- **GIVEN REQUEST**
Images are excluded; otherwise, output every record exactly.

- **DATA SHOWN**
* begin *

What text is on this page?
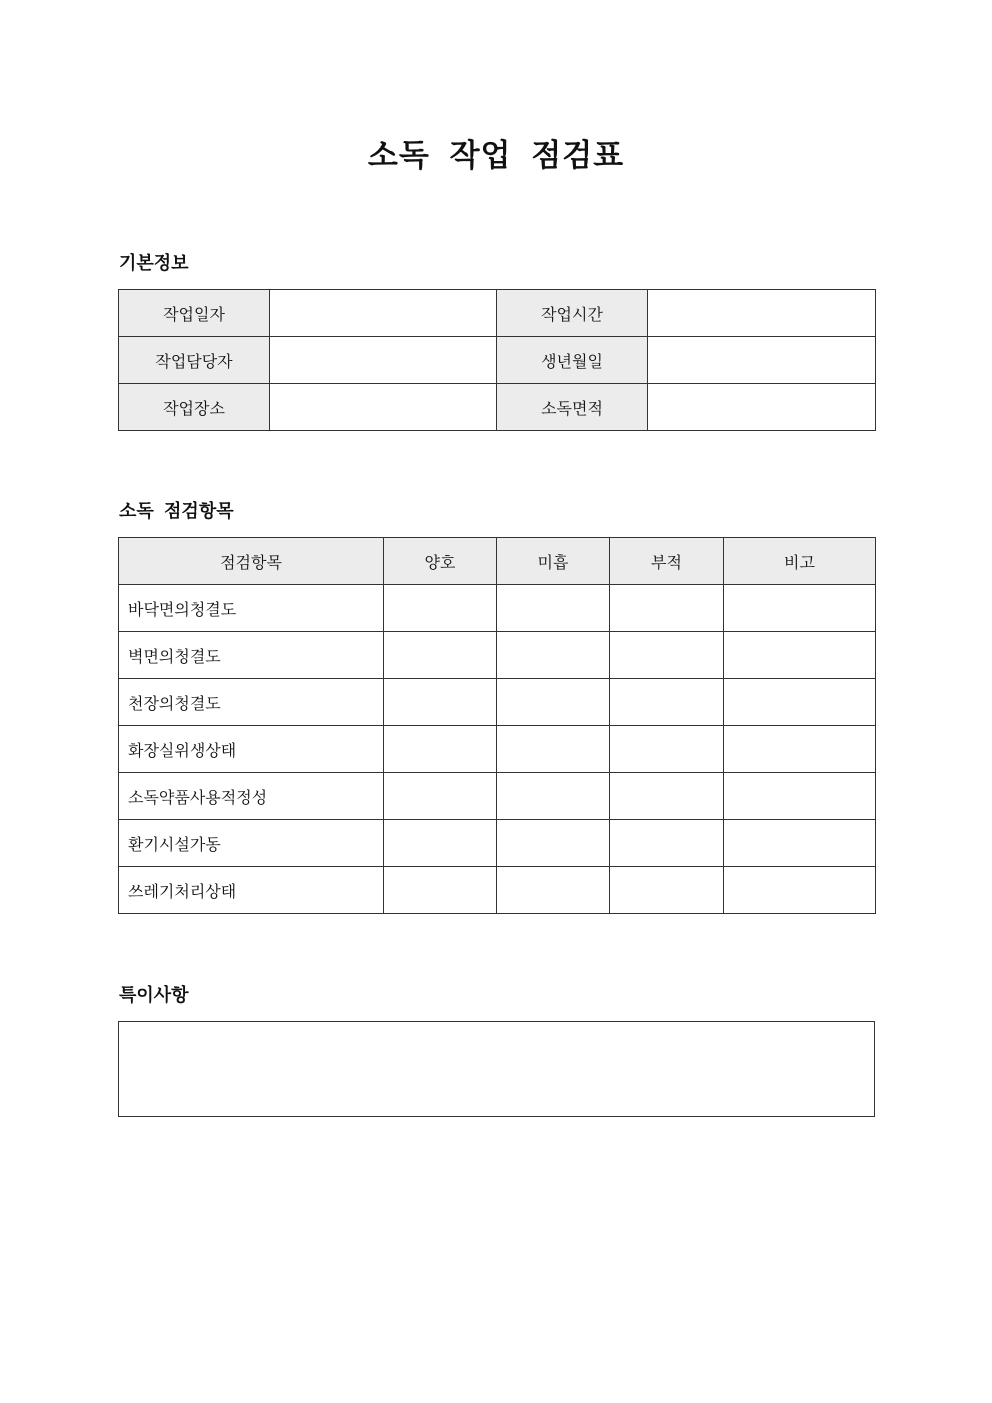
소독 작업 점검표
기본정보
작업일자		작업시간	
작업담당자		생년월일	
작업장소		소독면적	
소독 점검항목
점검항목	양호	미흡	부적	비고
바닥면의청결도				
벽면의청결도				
천장의청결도				
화장실위생상태				
소독약품사용적정성				
환기시설가동				
쓰레기처리상태				
특이사항
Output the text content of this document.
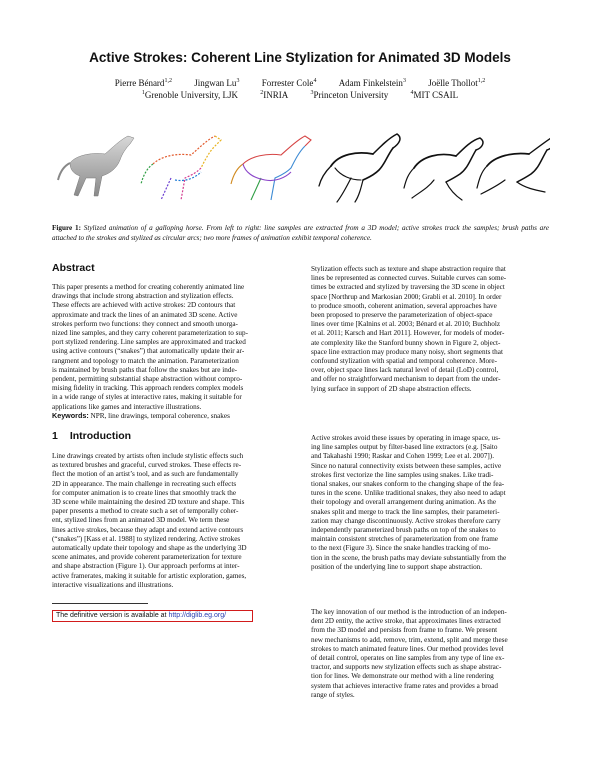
Active Strokes: Coherent Line Stylization for Animated 3D Models
Pierre Bénard$^{1,2}$ Jingwan Lu$^3$ Forrester Cole$^4$ Adam Finkelstein$^3$ Joëlle Thollot$^{1,2}$
$^1$Grenoble University, LJK	$^2$INRIA	$^3$Princeton University	$^4$MIT CSAIL
Figure 1: Stylized animation of a galloping horse. From left to right: line samples are extracted from a 3D model; active strokes track the samples; brush paths are attached to the strokes and stylized as circular arcs; two more frames of animation exhibit temporal coherence.
Abstract

This paper presents a method for creating coherently animated line

drawings that include strong abstraction and stylization effects.

These effects are achieved with active strokes: 2D contours that

approximate and track the lines of an animated 3D scene. Active

strokes perform two functions: they connect and smooth unorga-

nized line samples, and they carry coherent parameterization to sup-

port stylized rendering. Line samples are approximated and tracked

using active contours (“snakes”) that automatically update their ar-

rangment and topology to match the animation. Parameterization

is maintained by brush paths that follow the snakes but are inde-

pendent, permitting substantial shape abstraction without compro-

mising fidelity in tracking. This approach renders complex models

in a wide range of styles at interactive rates, making it suitable for

applications like games and interactive illustrations.

Keywords: NPR, line drawings, temporal coherence, snakes
1 Introduction

Line drawings created by artists often include stylistic effects such

as textured brushes and graceful, curved strokes. These effects re-

flect the motion of an artist’s tool, and as such are fundamentally

2D in appearance. The main challenge in recreating such effects

for computer animation is to create lines that smoothly track the

3D scene while maintaining the desired 2D texture and shape. This

paper presents a method to create such a set of temporally coher-

ent, stylized lines from an animated 3D model. We term these

lines active strokes, because they adapt and extend active contours

(“snakes”) [Kass et al. 1988] to stylized rendering. Active strokes

automatically update their topology and shape as the underlying 3D

scene animates, and provide coherent parameterization for texture

and shape abstraction (Figure 1). Our approach performs at inter-

active framerates, making it suitable for artistic exploration, games,

interactive visualizations and illustrations.

The definitive version is available at http://diglib.eg.org/

Stylization effects such as texture and shape abstraction require that

lines be represented as connected curves. Suitable curves can some-

times be extracted and stylized by traversing the 3D scene in object

space [Northrup and Markosian 2000; Grabli et al. 2010]. In order

to produce smooth, coherent animation, several approaches have

been proposed to preserve the parameterization of object-space

lines over time [Kalnins et al. 2003; Bénard et al. 2010; Buchholz

et al. 2011; Karsch and Hart 2011]. However, for models of moder-

ate complexity like the Stanford bunny shown in Figure 2, object-

space line extraction may produce many noisy, short segments that

confound stylization with spatial and temporal coherence. More-

over, object space lines lack natural level of detail (LoD) control,

and offer no straightforward mechanism to depart from the under-

lying surface in support of 2D shape abstraction effects.

Active strokes avoid these issues by operating in image space, us-

ing line samples output by filter-based line extractors (e.g. [Saito

and Takahashi 1990; Raskar and Cohen 1999; Lee et al. 2007]).

Since no natural connectivity exists between these samples, active

strokes first vectorize the line samples using snakes. Like tradi-

tional snakes, our snakes conform to the changing shape of the fea-

tures in the scene. Unlike traditional snakes, they also need to adapt

their topology and overall arrangement during animation. As the

snakes split and merge to track the line samples, their parameteri-

zation may change discontinuously. Active strokes therefore carry

independently parameterized brush paths on top of the snakes to

maintain consistent stretches of parameterization from one frame

to the next (Figure 3). Since the snake handles tracking of mo-

tion in the scene, the brush paths may deviate substantially from the

position of the underlying line to support shape abstraction.

The key innovation of our method is the introduction of an indepen-

dent 2D entity, the active stroke, that approximates lines extracted

from the 3D model and persists from frame to frame. We present

new mechanisms to add, remove, trim, extend, split and merge these

strokes to match animated feature lines. Our method provides level

of detail control, operates on line samples from any type of line ex-

tractor, and supports new stylization effects such as shape abstrac-

tion for lines. We demonstrate our method with a line rendering

system that achieves interactive frame rates and provides a broad

range of styles.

* end *

- **EXERCISE ANSWER**
What text is on this page?
소독 작업 점검표
기본정보
작업일자		작업시간	
작업담당자		생년월일	
작업장소		소독면적	
소독 점검항목
점검항목	양호	미흡	부적	비고
바닥면의청결도				
벽면의청결도				
천장의청결도				
화장실위생상태				
소독약품사용적정성				
환기시설가동				
쓰레기처리상태				
특이사항
Output the text content of this document.
Active Strokes: Coherent Line Stylization for Animated 3D Models
Pierre Bénard$^{1,2}$ Jingwan Lu$^3$ Forrester Cole$^4$ Adam Finkelstein$^3$ Joëlle Thollot$^{1,2}$
$^1$Grenoble University, LJK	$^2$INRIA	$^3$Princeton University	$^4$MIT CSAIL
Figure 1: Stylized animation of a galloping horse. From left to right: line samples are extracted from a 3D model; active strokes track the samples; brush paths are attached to the strokes and stylized as circular arcs; two more frames of animation exhibit temporal coherence.
Abstract

This paper presents a method for creating coherently animated line

drawings that include strong abstraction and stylization effects.

These effects are achieved with active strokes: 2D contours that

approximate and track the lines of an animated 3D scene. Active

strokes perform two functions: they connect and smooth unorga-

nized line samples, and they carry coherent parameterization to sup-

port stylized rendering. Line samples are approximated and tracked

using active contours (“snakes”) that automatically update their ar-

rangment and topology to match the animation. Parameterization

is maintained by brush paths that follow the snakes but are inde-

pendent, permitting substantial shape abstraction without compro-

mising fidelity in tracking. This approach renders complex models

in a wide range of styles at interactive rates, making it suitable for

applications like games and interactive illustrations.

Keywords: NPR, line drawings, temporal coherence, snakes
1 Introduction

Line drawings created by artists often include stylistic effects such

as textured brushes and graceful, curved strokes. These effects re-

flect the motion of an artist’s tool, and as such are fundamentally

2D in appearance. The main challenge in recreating such effects

for computer animation is to create lines that smoothly track the

3D scene while maintaining the desired 2D texture and shape. This

paper presents a method to create such a set of temporally coher-

ent, stylized lines from an animated 3D model. We term these

lines active strokes, because they adapt and extend active contours

(“snakes”) [Kass et al. 1988] to stylized rendering. Active strokes

automatically update their topology and shape as the underlying 3D

scene animates, and provide coherent parameterization for texture

and shape abstraction (Figure 1). Our approach performs at inter-

active framerates, making it suitable for artistic exploration, games,

interactive visualizations and illustrations.

The definitive version is available at http://diglib.eg.org/

Stylization effects such as texture and shape abstraction require that

lines be represented as connected curves. Suitable curves can some-

times be extracted and stylized by traversing the 3D scene in object

space [Northrup and Markosian 2000; Grabli et al. 2010]. In order

to produce smooth, coherent animation, several approaches have

been proposed to preserve the parameterization of object-space

lines over time [Kalnins et al. 2003; Bénard et al. 2010; Buchholz

et al. 2011; Karsch and Hart 2011]. However, for models of moder-

ate complexity like the Stanford bunny shown in Figure 2, object-

space line extraction may produce many noisy, short segments that

confound stylization with spatial and temporal coherence. More-

over, object space lines lack natural level of detail (LoD) control,

and offer no straightforward mechanism to depart from the under-

lying surface in support of 2D shape abstraction effects.

Active strokes avoid these issues by operating in image space, us-

ing line samples output by filter-based line extractors (e.g. [Saito

and Takahashi 1990; Raskar and Cohen 1999; Lee et al. 2007]).

Since no natural connectivity exists between these samples, active

strokes first vectorize the line samples using snakes. Like tradi-

tional snakes, our snakes conform to the changing shape of the fea-

tures in the scene. Unlike traditional snakes, they also need to adapt

their topology and overall arrangement during animation. As the

snakes split and merge to track the line samples, their parameteri-

zation may change discontinuously. Active strokes therefore carry

independently parameterized brush paths on top of the snakes to

maintain consistent stretches of parameterization from one frame

to the next (Figure 3). Since the snake handles tracking of mo-

tion in the scene, the brush paths may deviate substantially from the

position of the underlying line to support shape abstraction.

The key innovation of our method is the introduction of an indepen-

dent 2D entity, the active stroke, that approximates lines extracted

from the 3D model and persists from frame to frame. We present

new mechanisms to add, remove, trim, extend, split and merge these

strokes to match animated feature lines. Our method provides level

of detail control, operates on line samples from any type of line ex-

tractor, and supports new stylization effects such as shape abstrac-

tion for lines. We demonstrate our method with a line rendering

system that achieves interactive frame rates and provides a broad

range of styles.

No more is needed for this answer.